# Set exercise
Reproduce every entry exactly as shown.
[start of Record excerpts]
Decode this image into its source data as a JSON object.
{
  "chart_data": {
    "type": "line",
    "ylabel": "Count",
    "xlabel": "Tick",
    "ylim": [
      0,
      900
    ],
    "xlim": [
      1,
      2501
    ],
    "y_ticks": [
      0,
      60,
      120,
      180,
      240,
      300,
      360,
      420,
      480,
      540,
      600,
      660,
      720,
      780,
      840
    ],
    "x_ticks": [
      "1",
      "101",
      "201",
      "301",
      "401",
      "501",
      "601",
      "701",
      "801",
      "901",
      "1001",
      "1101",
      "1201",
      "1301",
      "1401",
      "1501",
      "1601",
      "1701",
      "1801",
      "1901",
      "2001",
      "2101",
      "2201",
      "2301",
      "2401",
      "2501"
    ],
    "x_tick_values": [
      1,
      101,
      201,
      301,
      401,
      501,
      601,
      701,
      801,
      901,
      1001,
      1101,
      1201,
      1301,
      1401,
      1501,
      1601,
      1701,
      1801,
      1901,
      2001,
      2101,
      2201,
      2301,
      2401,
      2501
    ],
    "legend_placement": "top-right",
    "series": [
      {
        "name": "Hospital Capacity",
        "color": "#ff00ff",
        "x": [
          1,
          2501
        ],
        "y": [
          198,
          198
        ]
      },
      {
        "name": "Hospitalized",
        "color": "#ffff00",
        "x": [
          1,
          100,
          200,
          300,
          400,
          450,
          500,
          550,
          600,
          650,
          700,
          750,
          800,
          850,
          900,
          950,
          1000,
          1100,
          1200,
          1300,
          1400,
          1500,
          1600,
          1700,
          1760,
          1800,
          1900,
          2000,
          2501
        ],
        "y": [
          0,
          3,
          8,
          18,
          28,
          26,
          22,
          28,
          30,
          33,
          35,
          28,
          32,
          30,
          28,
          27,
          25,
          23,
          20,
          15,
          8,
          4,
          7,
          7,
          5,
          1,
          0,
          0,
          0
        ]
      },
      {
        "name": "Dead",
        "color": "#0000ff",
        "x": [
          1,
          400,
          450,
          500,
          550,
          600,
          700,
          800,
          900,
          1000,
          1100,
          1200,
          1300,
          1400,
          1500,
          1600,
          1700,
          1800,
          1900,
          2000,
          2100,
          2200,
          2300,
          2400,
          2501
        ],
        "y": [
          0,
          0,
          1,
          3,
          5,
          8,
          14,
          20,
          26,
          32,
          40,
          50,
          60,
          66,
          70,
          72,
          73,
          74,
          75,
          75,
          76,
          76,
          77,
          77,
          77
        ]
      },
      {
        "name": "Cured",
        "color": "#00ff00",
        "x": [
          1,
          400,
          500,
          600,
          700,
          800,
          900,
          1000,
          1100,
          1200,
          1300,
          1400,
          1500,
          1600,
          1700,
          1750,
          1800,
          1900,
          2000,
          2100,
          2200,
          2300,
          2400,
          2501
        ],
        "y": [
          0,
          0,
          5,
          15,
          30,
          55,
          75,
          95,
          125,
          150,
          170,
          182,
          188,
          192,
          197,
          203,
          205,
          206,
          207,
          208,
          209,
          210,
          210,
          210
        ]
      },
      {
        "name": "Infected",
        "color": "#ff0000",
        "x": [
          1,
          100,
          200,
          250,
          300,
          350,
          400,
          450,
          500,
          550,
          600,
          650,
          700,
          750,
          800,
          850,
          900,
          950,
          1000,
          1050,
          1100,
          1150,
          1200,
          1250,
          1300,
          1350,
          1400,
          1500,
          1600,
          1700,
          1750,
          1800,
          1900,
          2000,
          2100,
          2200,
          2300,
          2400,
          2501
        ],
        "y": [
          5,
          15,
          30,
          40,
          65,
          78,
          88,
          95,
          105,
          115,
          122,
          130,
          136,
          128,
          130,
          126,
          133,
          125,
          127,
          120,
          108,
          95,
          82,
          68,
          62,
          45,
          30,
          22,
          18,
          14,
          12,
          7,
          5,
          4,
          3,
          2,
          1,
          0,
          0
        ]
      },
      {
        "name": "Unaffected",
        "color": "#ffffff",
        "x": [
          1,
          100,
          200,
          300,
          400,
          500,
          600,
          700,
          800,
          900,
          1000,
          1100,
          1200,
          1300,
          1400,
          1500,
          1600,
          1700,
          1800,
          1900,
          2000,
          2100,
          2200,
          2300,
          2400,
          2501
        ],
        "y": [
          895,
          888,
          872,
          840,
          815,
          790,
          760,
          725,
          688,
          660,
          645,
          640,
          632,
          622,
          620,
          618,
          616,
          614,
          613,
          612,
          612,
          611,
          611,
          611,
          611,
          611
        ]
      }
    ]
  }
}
[end of Record excerpts]
# Exercise response
Decode this image into its source data as a JSON object.
{
  "chart_data": {
    "type": "line",
    "ylabel": "Count",
    "xlabel": "Tick",
    "ylim": [
      0,
      900
    ],
    "xlim": [
      1,
      2501
    ],
    "y_ticks": [
      0,
      60,
      120,
      180,
      240,
      300,
      360,
      420,
      480,
      540,
      600,
      660,
      720,
      780,
      840
    ],
    "x_ticks": [
      "1",
      "101",
      "201",
      "301",
      "401",
      "501",
      "601",
      "701",
      "801",
      "901",
      "1001",
      "1101",
      "1201",
      "1301",
      "1401",
      "1501",
      "1601",
      "1701",
      "1801",
      "1901",
      "2001",
      "2101",
      "2201",
      "2301",
      "2401",
      "2501"
    ],
    "x_tick_values": [
      1,
      101,
      201,
      301,
      401,
      501,
      601,
      701,
      801,
      901,
      1001,
      1101,
      1201,
      1301,
      1401,
      1501,
      1601,
      1701,
      1801,
      1901,
      2001,
      2101,
      2201,
      2301,
      2401,
      2501
    ],
    "legend_placement": "top-right",
    "series": [
      {
        "name": "Hospital Capacity",
        "color": "#ff00ff",
        "x": [
          1,
          2501
        ],
        "y": [
          198,
          198
        ]
      },
      {
        "name": "Hospitalized",
        "color": "#ffff00",
        "x": [
          1,
          100,
          200,
          300,
          400,
          450,
          500,
          550,
          600,
          650,
          700,
          750,
          800,
          850,
          900,
          950,
          1000,
          1100,
          1200,
          1300,
          1400,
          1500,
          1600,
          1700,
          1760,
          1800,
          1900,
          2000,
          2501
        ],
        "y": [
          0,
          3,
          8,
          18,
          28,
          26,
          22,
          28,
          30,
          33,
          35,
          28,
          32,
          30,
          28,
          27,
          25,
          23,
          20,
          15,
          8,
          4,
          7,
          7,
          5,
          1,
          0,
          0,
          0
        ]
      },
      {
        "name": "Dead",
        "color": "#0000ff",
        "x": [
          1,
          400,
          450,
          500,
          550,
          600,
          700,
          800,
          900,
          1000,
          1100,
          1200,
          1300,
          1400,
          1500,
          1600,
          1700,
          1800,
          1900,
          2000,
          2100,
          2200,
          2300,
          2400,
          2501
        ],
        "y": [
          0,
          0,
          1,
          3,
          5,
          8,
          14,
          20,
          26,
          32,
          40,
          50,
          60,
          66,
          70,
          72,
          73,
          74,
          75,
          75,
          76,
          76,
          77,
          77,
          77
        ]
      },
      {
        "name": "Cured",
        "color": "#00ff00",
        "x": [
          1,
          400,
          500,
          600,
          700,
          800,
          900,
          1000,
          1100,
          1200,
          1300,
          1400,
          1500,
          1600,
          1700,
          1750,
          1800,
          1900,
          2000,
          2100,
          2200,
          2300,
          2400,
          2501
        ],
        "y": [
          0,
          0,
          5,
          15,
          30,
          55,
          75,
          95,
          125,
          150,
          170,
          182,
          188,
          192,
          197,
          203,
          205,
          206,
          207,
          208,
          209,
          210,
          210,
          210
        ]
      },
      {
        "name": "Infected",
        "color": "#ff0000",
        "x": [
          1,
          100,
          200,
          250,
          300,
          350,
          400,
          450,
          500,
          550,
          600,
          650,
          700,
          750,
          800,
          850,
          900,
          950,
          1000,
          1050,
          1100,
          1150,
          1200,
          1250,
          1300,
          1350,
          1400,
          1500,
          1600,
          1700,
          1750,
          1800,
          1900,
          2000,
          2100,
          2200,
          2300,
          2400,
          2501
        ],
        "y": [
          5,
          15,
          30,
          40,
          65,
          78,
          88,
          95,
          105,
          115,
          122,
          130,
          136,
          128,
          130,
          126,
          133,
          125,
          127,
          120,
          108,
          95,
          82,
          68,
          62,
          45,
          30,
          22,
          18,
          14,
          12,
          7,
          5,
          4,
          3,
          2,
          1,
          0,
          0
        ]
      },
      {
        "name": "Unaffected",
        "color": "#ffffff",
        "x": [
          1,
          100,
          200,
          300,
          400,
          500,
          600,
          700,
          800,
          900,
          1000,
          1100,
          1200,
          1300,
          1400,
          1500,
          1600,
          1700,
          1800,
          1900,
          2000,
          2100,
          2200,
          2300,
          2400,
          2501
        ],
        "y": [
          895,
          888,
          872,
          840,
          815,
          790,
          760,
          725,
          688,
          660,
          645,
          640,
          632,
          622,
          620,
          618,
          616,
          614,
          613,
          612,
          612,
          611,
          611,
          611,
          611,
          611
        ]
      }
    ]
  }
}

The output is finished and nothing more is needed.